### [Dataset records]
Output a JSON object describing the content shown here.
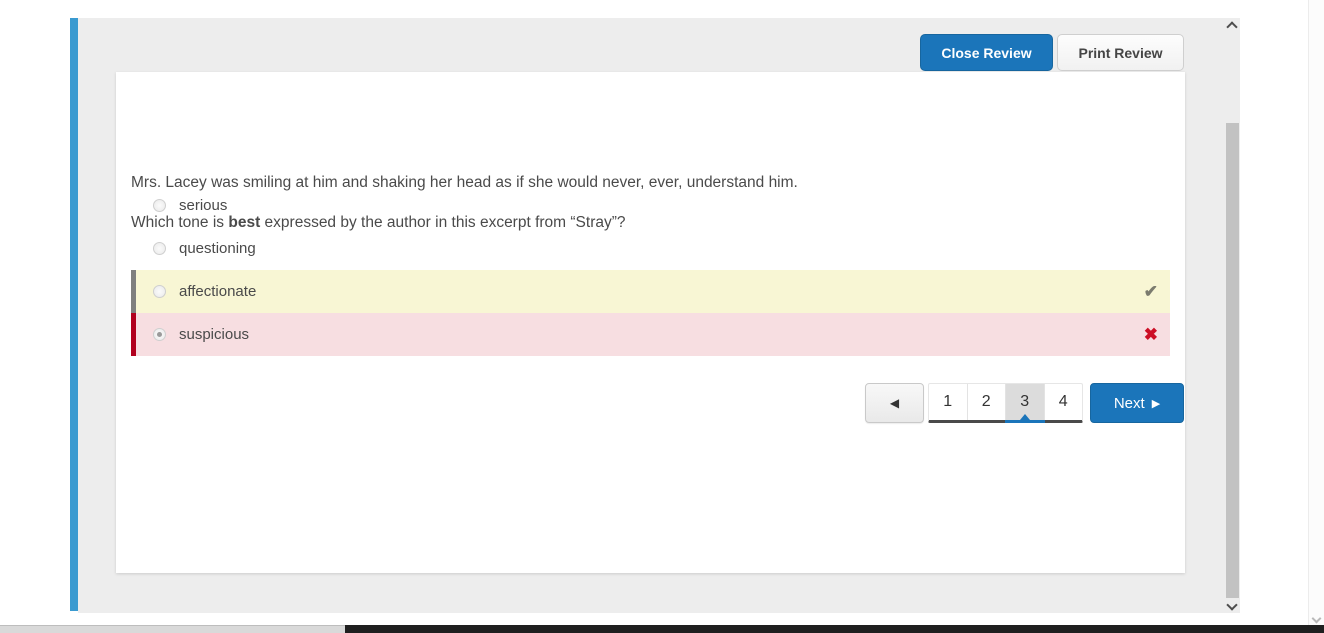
{
  "toolbar": {
    "close_label": "Close Review",
    "print_label": "Print Review"
  },
  "question": {
    "excerpt": "Mrs. Lacey was smiling at him and shaking her head as if she would never, ever, understand him.",
    "prompt_prefix": "Which tone is ",
    "prompt_bold": "best",
    "prompt_suffix": " expressed by the author in this excerpt from “Stray”?",
    "options": [
      {
        "label": "serious",
        "state": "none",
        "selected": false,
        "mark": ""
      },
      {
        "label": "questioning",
        "state": "none",
        "selected": false,
        "mark": ""
      },
      {
        "label": "affectionate",
        "state": "correct",
        "selected": false,
        "mark": "✔"
      },
      {
        "label": "suspicious",
        "state": "incorrect",
        "selected": true,
        "mark": "✖"
      }
    ]
  },
  "pagination": {
    "prev_icon": "◀",
    "pages": [
      "1",
      "2",
      "3",
      "4"
    ],
    "active_page": "3",
    "next_label": "Next",
    "next_icon": "▶"
  },
  "colors": {
    "accent_bar": "#3a9ad0",
    "primary_button": "#1b75ba",
    "content_background": "#ededed",
    "correct_row_bg": "#f8f6d4",
    "correct_row_border": "#7f7f7f",
    "incorrect_row_bg": "#f7dee1",
    "incorrect_row_border": "#b1001e",
    "check_icon": "#7b7b6e",
    "cross_icon": "#cc0e25"
  }
}
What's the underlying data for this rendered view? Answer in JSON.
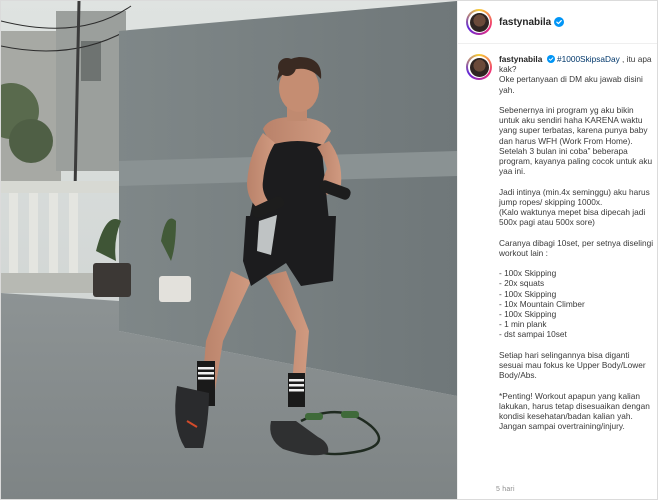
{
  "header": {
    "username": "fastynabila",
    "verified_icon": "verified-badge-icon"
  },
  "caption": {
    "username": "fastynabila",
    "hashtag": "#1000SkipsaDay",
    "text_after_hashtag": " , itu apa kak?\nOke pertanyaan di DM aku jawab disini yah.\n\nSebenernya ini program yg aku bikin untuk aku sendiri haha KARENA waktu yang super terbatas, karena punya baby dan harus WFH (Work From Home). Setelah 3 bulan ini coba” beberapa program, kayanya paling cocok untuk aku yaa ini.\n\nJadi intinya (min.4x seminggu) aku harus jump ropes/ skipping 1000x.\n(Kalo waktunya mepet bisa dipecah jadi 500x pagi atau 500x sore)\n\nCaranya dibagi 10set, per setnya diselingi workout lain :\n\n- 100x Skipping\n- 20x squats\n- 100x Skipping\n- 10x Mountain Climber\n- 100x Skipping\n- 1 min plank\n- dst sampai 10set\n\nSetiap hari selingannya bisa diganti sesuai mau fokus ke Upper Body/Lower Body/Abs.\n\n*Penting! Workout apapun yang kalian lakukan, harus tetap disesuaikan dengan kondisi kesehatan/badan kalian yah. Jangan sampai overtraining/injury."
  },
  "timestamp": "5 hari",
  "colors": {
    "accent": "#0095f6",
    "hashtag": "#00376b",
    "text": "#262626",
    "muted": "#8e8e8e"
  }
}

### [Your task]
Copy out every line of the data that includes "excerpt".

### [Solution to this problem]
    "excerpt": "Mrs. Lacey was smiling at him and shaking her head as if she would never, ever, understand him.",
    "prompt_suffix": " expressed by the author in this excerpt from “Stray”?",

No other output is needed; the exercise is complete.